### Written problem:
Keep only those lines of the records that include the string "legend".

### Data supplied:
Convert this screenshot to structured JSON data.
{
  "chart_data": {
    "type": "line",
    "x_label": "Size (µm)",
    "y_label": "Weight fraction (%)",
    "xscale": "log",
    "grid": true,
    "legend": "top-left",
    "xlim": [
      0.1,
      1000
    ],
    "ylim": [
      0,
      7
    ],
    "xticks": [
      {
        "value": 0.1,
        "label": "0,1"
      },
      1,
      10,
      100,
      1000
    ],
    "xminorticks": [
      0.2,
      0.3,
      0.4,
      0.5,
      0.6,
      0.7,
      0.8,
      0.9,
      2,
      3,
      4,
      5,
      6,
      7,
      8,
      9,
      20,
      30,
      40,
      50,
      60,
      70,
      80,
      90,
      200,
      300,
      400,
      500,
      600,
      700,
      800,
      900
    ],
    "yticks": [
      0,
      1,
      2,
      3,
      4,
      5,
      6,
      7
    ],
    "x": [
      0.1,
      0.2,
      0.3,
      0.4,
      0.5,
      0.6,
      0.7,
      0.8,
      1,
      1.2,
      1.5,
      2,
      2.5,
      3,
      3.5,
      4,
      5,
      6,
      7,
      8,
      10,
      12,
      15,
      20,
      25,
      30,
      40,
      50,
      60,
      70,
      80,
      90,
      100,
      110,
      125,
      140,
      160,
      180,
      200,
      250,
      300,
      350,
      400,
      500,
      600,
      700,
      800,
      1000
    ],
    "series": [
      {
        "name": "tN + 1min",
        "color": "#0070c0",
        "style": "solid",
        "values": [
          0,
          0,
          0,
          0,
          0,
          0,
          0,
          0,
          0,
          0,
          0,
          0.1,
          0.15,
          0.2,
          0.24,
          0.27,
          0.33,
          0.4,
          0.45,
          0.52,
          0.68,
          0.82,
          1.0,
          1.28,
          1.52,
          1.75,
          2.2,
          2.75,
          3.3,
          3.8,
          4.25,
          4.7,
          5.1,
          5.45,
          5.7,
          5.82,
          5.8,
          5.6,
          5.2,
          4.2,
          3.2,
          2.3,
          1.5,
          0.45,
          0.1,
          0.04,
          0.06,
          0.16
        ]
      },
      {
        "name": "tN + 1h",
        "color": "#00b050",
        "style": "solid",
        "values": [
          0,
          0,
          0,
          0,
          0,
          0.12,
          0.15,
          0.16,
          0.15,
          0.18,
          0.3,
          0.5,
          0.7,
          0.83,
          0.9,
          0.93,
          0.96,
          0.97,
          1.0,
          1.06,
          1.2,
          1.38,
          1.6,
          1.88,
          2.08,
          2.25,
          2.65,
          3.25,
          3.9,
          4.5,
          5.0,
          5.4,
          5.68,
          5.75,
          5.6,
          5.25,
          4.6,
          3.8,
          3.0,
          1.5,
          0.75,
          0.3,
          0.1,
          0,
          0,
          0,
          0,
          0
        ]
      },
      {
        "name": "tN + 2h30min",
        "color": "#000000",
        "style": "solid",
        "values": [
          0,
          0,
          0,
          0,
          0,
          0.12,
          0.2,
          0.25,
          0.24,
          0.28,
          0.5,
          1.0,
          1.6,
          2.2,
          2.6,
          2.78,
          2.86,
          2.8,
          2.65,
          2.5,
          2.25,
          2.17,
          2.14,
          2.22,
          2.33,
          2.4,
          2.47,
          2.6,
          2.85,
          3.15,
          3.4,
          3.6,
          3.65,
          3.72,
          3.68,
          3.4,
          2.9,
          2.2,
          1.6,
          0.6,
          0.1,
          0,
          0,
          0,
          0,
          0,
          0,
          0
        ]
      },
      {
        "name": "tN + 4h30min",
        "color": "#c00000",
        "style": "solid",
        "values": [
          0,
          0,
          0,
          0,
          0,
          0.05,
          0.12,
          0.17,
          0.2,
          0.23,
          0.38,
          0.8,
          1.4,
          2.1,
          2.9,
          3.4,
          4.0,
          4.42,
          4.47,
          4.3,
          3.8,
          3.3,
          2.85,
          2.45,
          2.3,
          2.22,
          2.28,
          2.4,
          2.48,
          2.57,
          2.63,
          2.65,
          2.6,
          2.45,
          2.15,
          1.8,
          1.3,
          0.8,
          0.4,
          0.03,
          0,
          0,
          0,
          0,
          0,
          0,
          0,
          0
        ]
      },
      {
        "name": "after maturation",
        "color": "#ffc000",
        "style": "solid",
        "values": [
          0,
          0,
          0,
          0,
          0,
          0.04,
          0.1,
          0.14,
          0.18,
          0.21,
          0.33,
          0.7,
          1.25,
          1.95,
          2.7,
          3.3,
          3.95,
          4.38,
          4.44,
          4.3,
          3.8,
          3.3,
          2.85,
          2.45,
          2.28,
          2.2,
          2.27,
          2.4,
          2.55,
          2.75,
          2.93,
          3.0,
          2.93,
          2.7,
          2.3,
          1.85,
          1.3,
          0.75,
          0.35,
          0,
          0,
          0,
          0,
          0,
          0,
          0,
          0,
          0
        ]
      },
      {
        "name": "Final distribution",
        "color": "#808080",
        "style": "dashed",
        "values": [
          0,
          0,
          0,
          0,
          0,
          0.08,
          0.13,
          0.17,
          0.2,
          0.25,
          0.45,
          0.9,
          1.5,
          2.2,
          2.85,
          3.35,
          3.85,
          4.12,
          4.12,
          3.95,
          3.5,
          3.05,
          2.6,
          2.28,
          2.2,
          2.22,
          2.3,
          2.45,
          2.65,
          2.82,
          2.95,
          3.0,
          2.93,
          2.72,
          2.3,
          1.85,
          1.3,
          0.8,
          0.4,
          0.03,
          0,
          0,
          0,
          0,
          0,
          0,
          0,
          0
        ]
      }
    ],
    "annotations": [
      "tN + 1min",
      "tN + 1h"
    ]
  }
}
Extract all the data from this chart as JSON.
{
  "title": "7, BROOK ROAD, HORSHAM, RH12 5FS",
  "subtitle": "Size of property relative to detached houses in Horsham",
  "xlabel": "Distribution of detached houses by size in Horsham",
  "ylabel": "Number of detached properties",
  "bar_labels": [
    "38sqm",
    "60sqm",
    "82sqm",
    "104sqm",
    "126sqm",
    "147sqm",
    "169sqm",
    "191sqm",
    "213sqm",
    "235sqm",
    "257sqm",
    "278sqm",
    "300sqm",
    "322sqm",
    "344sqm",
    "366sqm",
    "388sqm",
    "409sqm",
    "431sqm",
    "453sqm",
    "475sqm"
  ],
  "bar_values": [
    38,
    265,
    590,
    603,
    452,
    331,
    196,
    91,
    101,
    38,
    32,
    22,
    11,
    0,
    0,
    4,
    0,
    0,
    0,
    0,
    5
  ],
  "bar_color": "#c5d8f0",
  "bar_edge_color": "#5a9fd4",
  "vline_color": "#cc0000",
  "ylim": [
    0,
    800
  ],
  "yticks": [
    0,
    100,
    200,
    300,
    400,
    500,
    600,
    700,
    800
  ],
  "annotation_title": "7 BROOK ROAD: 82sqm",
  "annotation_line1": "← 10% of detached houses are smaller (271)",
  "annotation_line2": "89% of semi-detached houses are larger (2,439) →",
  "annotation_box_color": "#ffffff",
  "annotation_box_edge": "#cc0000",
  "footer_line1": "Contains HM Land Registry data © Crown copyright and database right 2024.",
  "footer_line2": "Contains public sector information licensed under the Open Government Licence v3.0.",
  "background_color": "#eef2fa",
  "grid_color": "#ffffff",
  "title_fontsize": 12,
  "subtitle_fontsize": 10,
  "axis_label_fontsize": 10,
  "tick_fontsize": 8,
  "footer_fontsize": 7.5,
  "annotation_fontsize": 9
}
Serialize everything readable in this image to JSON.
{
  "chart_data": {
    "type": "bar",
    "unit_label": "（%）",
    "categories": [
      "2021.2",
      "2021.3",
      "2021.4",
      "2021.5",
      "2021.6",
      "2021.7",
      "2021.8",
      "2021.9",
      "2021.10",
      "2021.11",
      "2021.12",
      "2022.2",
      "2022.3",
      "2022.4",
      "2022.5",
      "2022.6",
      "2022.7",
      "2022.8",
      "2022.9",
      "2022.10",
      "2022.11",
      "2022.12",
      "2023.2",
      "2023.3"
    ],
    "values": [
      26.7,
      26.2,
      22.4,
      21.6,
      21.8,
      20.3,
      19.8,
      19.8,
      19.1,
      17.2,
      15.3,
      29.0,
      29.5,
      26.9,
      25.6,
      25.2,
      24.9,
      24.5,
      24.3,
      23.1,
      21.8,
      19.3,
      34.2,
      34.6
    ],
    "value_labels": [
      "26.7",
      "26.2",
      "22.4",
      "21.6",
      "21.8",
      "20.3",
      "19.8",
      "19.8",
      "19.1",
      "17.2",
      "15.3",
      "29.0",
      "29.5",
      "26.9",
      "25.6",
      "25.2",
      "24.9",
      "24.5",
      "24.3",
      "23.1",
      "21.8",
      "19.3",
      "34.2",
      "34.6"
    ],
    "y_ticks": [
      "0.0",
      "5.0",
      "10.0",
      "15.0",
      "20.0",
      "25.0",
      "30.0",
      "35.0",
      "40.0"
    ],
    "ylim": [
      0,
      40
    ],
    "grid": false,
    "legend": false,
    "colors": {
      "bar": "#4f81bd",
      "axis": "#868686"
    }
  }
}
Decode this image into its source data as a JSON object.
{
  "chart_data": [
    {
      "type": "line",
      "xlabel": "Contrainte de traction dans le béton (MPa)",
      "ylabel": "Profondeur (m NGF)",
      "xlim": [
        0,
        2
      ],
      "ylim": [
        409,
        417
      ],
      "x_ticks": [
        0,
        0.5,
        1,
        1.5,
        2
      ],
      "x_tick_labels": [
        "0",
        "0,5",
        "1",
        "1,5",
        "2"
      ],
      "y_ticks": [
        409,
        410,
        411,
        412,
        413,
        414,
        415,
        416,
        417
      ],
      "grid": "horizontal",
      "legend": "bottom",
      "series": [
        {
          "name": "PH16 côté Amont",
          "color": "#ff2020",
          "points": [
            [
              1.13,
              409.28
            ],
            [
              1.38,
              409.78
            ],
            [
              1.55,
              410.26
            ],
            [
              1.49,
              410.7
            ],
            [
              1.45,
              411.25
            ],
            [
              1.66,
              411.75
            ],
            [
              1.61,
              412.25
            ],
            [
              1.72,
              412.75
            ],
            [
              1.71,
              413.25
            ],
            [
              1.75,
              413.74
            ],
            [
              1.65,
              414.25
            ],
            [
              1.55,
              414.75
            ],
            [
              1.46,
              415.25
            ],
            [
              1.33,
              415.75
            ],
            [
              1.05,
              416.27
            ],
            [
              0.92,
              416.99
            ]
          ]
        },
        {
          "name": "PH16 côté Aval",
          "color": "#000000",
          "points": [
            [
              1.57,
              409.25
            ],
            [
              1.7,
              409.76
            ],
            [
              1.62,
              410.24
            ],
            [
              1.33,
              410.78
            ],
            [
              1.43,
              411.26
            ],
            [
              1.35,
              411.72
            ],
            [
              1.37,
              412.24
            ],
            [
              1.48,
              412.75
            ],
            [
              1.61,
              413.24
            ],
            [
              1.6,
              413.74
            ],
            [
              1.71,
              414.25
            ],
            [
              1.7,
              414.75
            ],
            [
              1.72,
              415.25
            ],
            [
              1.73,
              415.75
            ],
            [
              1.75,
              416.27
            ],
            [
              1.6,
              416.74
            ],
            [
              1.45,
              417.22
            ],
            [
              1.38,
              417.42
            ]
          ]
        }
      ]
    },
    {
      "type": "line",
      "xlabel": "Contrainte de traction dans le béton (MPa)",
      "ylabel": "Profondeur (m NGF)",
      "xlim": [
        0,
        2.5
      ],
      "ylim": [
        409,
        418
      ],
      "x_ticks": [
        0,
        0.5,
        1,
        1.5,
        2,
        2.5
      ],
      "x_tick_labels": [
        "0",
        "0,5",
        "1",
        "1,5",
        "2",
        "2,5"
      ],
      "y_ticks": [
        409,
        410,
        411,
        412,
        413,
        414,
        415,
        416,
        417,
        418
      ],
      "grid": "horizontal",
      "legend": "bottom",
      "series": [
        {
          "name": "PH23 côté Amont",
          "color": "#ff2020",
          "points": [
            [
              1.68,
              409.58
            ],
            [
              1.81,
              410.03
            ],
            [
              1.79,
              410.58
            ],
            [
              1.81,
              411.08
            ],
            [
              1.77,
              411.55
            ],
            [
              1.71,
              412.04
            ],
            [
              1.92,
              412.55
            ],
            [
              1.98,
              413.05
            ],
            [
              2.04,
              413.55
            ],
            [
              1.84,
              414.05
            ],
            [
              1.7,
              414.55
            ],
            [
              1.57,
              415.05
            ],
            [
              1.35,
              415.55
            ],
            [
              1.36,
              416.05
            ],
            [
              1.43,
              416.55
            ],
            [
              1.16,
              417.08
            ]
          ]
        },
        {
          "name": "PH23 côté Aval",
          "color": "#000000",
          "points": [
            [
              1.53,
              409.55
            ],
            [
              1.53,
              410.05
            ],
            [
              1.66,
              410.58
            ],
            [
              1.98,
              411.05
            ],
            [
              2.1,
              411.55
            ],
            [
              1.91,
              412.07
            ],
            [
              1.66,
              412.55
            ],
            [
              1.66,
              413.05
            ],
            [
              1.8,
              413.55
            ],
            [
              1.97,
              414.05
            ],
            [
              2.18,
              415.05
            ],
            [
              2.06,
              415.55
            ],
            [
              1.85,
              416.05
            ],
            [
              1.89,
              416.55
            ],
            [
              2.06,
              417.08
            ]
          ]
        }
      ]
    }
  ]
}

### The solution:
    "legend": "top-left",
    "legend": false,
      "legend": "bottom",
      "legend": "bottom",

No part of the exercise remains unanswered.